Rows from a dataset
──────────────────────────────

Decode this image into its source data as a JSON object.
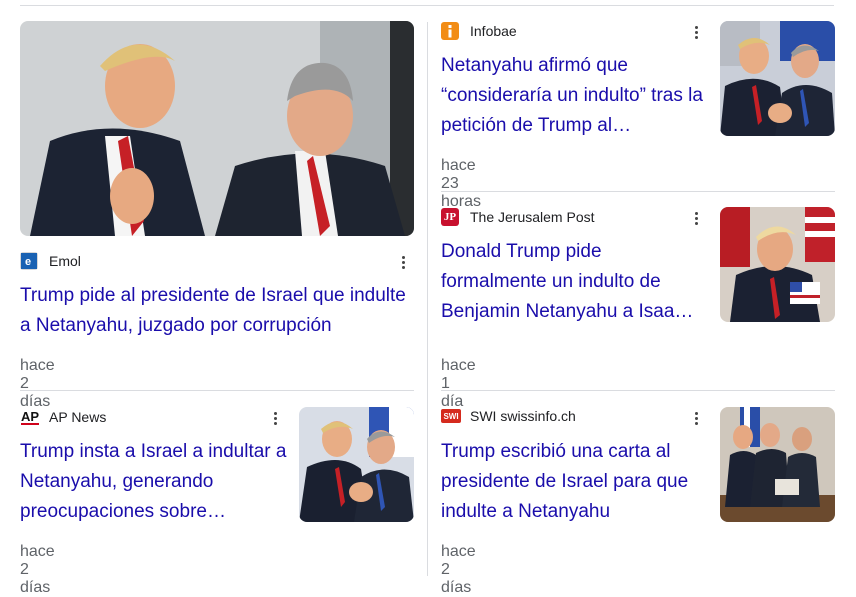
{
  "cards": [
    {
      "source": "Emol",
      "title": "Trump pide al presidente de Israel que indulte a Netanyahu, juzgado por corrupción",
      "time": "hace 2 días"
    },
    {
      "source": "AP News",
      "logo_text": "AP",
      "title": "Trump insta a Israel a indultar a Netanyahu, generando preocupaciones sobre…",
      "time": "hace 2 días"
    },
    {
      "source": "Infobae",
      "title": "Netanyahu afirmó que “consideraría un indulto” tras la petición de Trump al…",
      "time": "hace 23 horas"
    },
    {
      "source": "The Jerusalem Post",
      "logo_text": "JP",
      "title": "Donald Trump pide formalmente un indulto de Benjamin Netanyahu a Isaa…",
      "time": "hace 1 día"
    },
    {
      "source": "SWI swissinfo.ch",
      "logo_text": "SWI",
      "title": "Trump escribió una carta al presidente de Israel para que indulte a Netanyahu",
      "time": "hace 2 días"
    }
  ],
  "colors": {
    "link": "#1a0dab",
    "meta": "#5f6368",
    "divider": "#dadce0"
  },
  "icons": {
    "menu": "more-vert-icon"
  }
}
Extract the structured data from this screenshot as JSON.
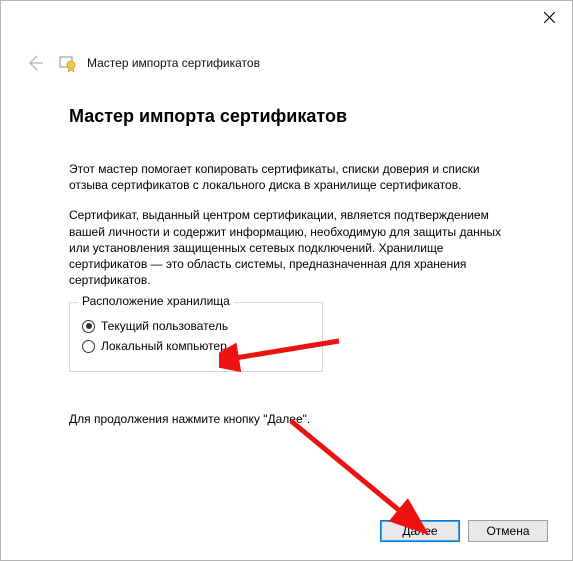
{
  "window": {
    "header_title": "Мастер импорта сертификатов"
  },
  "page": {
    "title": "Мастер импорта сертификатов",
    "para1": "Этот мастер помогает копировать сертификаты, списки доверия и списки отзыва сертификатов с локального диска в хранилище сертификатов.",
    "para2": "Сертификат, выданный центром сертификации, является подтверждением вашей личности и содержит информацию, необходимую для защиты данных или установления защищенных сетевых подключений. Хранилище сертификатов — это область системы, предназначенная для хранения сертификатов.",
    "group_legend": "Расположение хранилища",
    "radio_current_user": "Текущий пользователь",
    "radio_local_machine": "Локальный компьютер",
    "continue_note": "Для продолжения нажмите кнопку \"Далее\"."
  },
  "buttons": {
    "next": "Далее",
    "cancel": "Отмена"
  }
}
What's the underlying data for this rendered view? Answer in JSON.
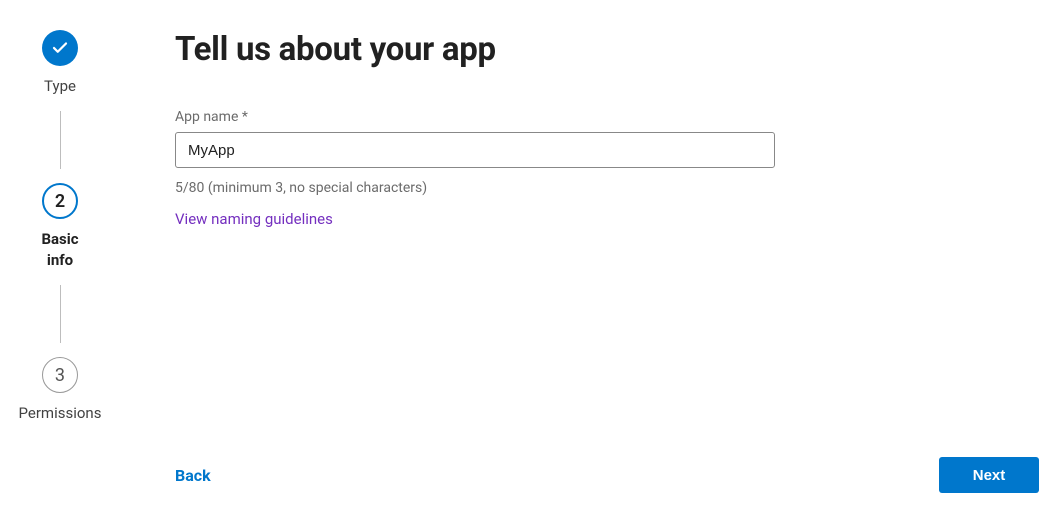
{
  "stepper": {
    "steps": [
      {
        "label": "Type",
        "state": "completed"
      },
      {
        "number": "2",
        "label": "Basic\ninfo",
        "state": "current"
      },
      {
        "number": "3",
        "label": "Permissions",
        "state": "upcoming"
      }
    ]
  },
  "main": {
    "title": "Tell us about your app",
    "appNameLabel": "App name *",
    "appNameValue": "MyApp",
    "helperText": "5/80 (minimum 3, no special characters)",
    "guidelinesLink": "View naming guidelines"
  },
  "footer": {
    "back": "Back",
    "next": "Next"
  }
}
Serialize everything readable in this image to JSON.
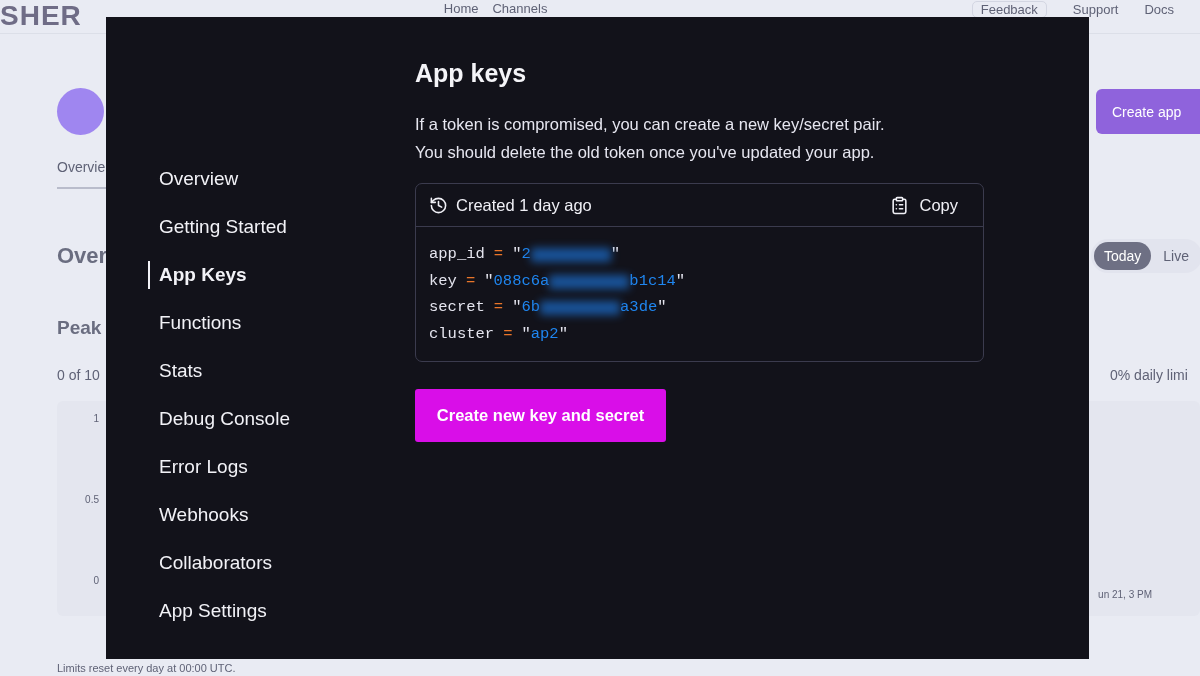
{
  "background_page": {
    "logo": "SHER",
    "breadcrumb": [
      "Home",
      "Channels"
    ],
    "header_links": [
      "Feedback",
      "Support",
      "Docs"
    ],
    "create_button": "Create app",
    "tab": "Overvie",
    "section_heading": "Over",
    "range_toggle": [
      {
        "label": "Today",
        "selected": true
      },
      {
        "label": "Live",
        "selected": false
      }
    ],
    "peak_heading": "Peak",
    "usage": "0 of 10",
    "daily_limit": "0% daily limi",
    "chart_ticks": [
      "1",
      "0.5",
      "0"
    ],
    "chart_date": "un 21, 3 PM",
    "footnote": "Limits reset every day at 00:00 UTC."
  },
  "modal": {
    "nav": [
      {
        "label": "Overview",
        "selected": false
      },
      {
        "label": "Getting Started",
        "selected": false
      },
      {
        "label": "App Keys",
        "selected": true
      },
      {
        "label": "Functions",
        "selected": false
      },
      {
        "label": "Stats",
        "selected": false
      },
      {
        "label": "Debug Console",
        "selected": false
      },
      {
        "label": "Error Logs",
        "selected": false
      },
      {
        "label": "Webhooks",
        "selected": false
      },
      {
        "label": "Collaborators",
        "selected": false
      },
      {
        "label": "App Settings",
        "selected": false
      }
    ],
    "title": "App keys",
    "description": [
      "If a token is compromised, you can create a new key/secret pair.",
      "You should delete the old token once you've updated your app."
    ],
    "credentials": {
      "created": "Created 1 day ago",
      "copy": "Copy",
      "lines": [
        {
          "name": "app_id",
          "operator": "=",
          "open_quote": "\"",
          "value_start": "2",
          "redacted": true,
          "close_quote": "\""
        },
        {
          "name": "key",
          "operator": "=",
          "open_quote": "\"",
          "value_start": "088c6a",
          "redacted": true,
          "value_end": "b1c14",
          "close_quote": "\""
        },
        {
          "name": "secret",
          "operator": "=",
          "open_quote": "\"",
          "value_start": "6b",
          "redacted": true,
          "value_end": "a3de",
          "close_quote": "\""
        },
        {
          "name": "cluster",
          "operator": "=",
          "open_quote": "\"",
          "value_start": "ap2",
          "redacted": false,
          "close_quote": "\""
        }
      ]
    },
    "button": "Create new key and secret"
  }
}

──────────────────────────────

◆ **What the task requires**
Among the records above, how many lines carry the string "state"? Reply with the number alone.

◆ **Output for this exercise**
3